Automated GUI Testing with CTest/CDash and Sikuli

Testing sofware with Graphcical user interfaces (GUIs) can be more challenging than testing command line software. This is because GUIs require a mouse or other human interface system to drive them. Tesing a GUI involves being able to record human interactions and play them back later. There are a variety of tools available for GUI testing, but many are constrained to a particular platform, GUI toolkit or development language. There are also many commercial GUI testing tools. In this blog we will look at an open source solution for GUI testing called Sikuli. In particular we will look at how it can be driven from CTest and used to populate a CDash dashboard. The example project we will present is testing a Vista GUI written in Delphi for OSEHRA.

About Sikuli

Sikuli is an open source cross-platform project released under the MIT License, that started as a project in the "User Interface Design Group" at MIT. It is a cross-platform GUI testing/automation tool that uses OpenCV to search the computer's screen for anchor images and Jython to control the mouse and keyboard to interact with what it finds.  This allows greater freedom when testing as you can interact with any GUI that can be seen on a computer screen. 

For a more detailed look at the workings of Sikuli look at the design documentation.

Sikuli's source code is available on Github:

IDE:  https://github.com/RaiMan/SikuliX-IDE

API:  https://github.com/RaiMan/SikuliX-API

A typical Sikuli "script" is a folder with ".sikuli" in the name create by the Sikuli IDE .  The folder usually contains a few common pieces:

  • a Python file containing commands, used when running the script
  • An HTML file that mirrors the Python file, used for display in the IDE
  • A series of PNG files which are used as arguments for commands used in the OpenCV searching.

******************************

■ **Problem details**
Quote everything in the Sikuli passage from "For a more detailed" down to "the OpenCV searching.". The listing comes from a source other than the Sikuli passage.

******************************

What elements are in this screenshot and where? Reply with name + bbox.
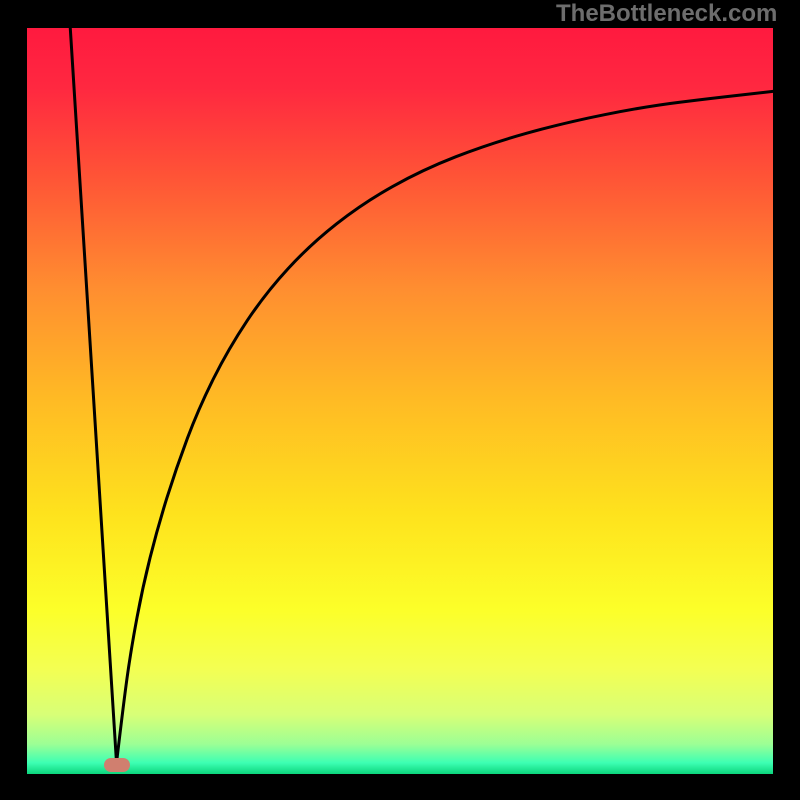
watermark-text: TheBottleneck.com [556, 0, 777, 28]
chart-container: TheBottleneck.com [0, 0, 800, 800]
plot-area [27, 28, 773, 774]
min-point-marker [104, 758, 130, 772]
gradient-background [27, 28, 773, 774]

******************************

■ **Output below**
For a more detailed look at the workings of Sikuli look at the design documentation.

Sikuli's source code is available on Github:

IDE:  https://github.com/RaiMan/SikuliX-IDE

API:  https://github.com/RaiMan/SikuliX-API

A typical Sikuli "script" is a folder with ".sikuli" in the name create by the Sikuli IDE .  The folder usually contains a few common pieces:

  • a Python file containing commands, used when running the script
  • An HTML file that mirrors the Python file, used for display in the IDE
  • A series of PNG files which are used as arguments for commands used in the OpenCV searching.